§ **RECORDED INFORMATION**:
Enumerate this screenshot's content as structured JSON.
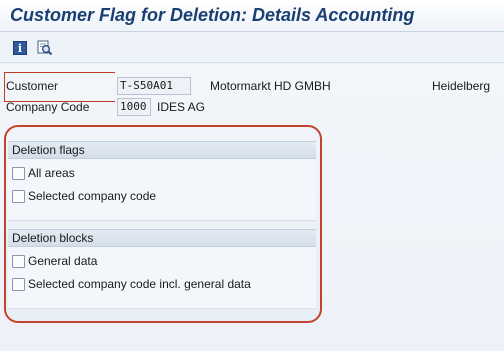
{
  "title": "Customer Flag for Deletion: Details Accounting",
  "toolbar": {
    "info_icon": "info-icon",
    "info_glyph": "i",
    "find_icon": "find-icon"
  },
  "header_fields": {
    "customer": {
      "label": "Customer",
      "value": "T-S50A01",
      "name": "Motormarkt HD GMBH",
      "city": "Heidelberg"
    },
    "company_code": {
      "label": "Company Code",
      "value": "1000",
      "name": "IDES AG"
    }
  },
  "deletion_flags": {
    "title": "Deletion flags",
    "options": [
      {
        "label": "All areas",
        "checked": false
      },
      {
        "label": "Selected company code",
        "checked": false
      }
    ]
  },
  "deletion_blocks": {
    "title": "Deletion blocks",
    "options": [
      {
        "label": "General data",
        "checked": false
      },
      {
        "label": "Selected company code incl. general data",
        "checked": false
      }
    ]
  },
  "colors": {
    "title": "#1b3f73",
    "highlight_frame": "#c0442c",
    "background": "#eef3f9"
  }
}
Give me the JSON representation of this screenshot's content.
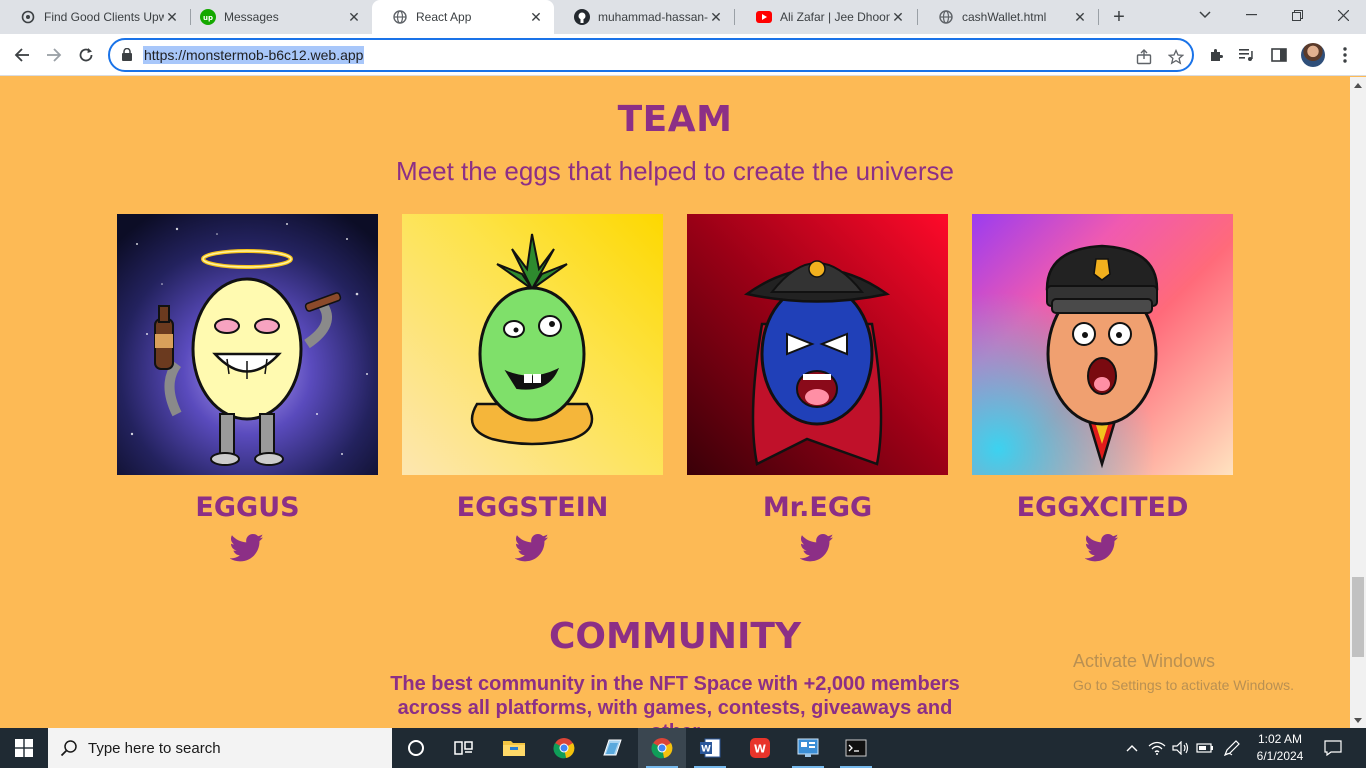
{
  "browser": {
    "tabs": [
      {
        "label": "Find Good Clients Upw",
        "icon": "openai-icon",
        "active": false
      },
      {
        "label": "Messages",
        "icon": "upwork-icon",
        "active": false
      },
      {
        "label": "React App",
        "icon": "globe-icon",
        "active": true
      },
      {
        "label": "muhammad-hassan-n",
        "icon": "github-icon",
        "active": false
      },
      {
        "label": "Ali Zafar | Jee Dhoond",
        "icon": "youtube-icon",
        "active": false
      },
      {
        "label": "cashWallet.html",
        "icon": "globe-icon",
        "active": false
      }
    ],
    "url": "https://monstermob-b6c12.web.app"
  },
  "page": {
    "team": {
      "title": "TEAM",
      "subtitle": "Meet the eggs that helped to create the universe",
      "members": [
        {
          "name": "EGGUS",
          "background": "space-galaxy",
          "twitter_icon": "twitter-icon"
        },
        {
          "name": "EGGSTEIN",
          "background": "yellow-gradient",
          "twitter_icon": "twitter-icon"
        },
        {
          "name": "Mr.EGG",
          "background": "red-gradient",
          "twitter_icon": "twitter-icon"
        },
        {
          "name": "EGGXCITED",
          "background": "rainbow-gradient",
          "twitter_icon": "twitter-icon"
        }
      ]
    },
    "community": {
      "title": "COMMUNITY",
      "line1": "The best community in the NFT Space with +2,000 members",
      "line2": "across all platforms, with games, contests, giveaways and other"
    }
  },
  "watermark": {
    "line1": "Activate Windows",
    "line2": "Go to Settings to activate Windows."
  },
  "taskbar": {
    "search_placeholder": "Type here to search",
    "time": "1:02 AM",
    "date": "6/1/2024"
  },
  "colors": {
    "page_bg": "#fdba55",
    "accent": "#8c2f86",
    "url_highlight": "#a8c7fa"
  }
}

§ **THE EXERCISE**: Count up every line above that has the word "data" in it; answer with the number alone.

§ **FINISHED EXERCISE**: 2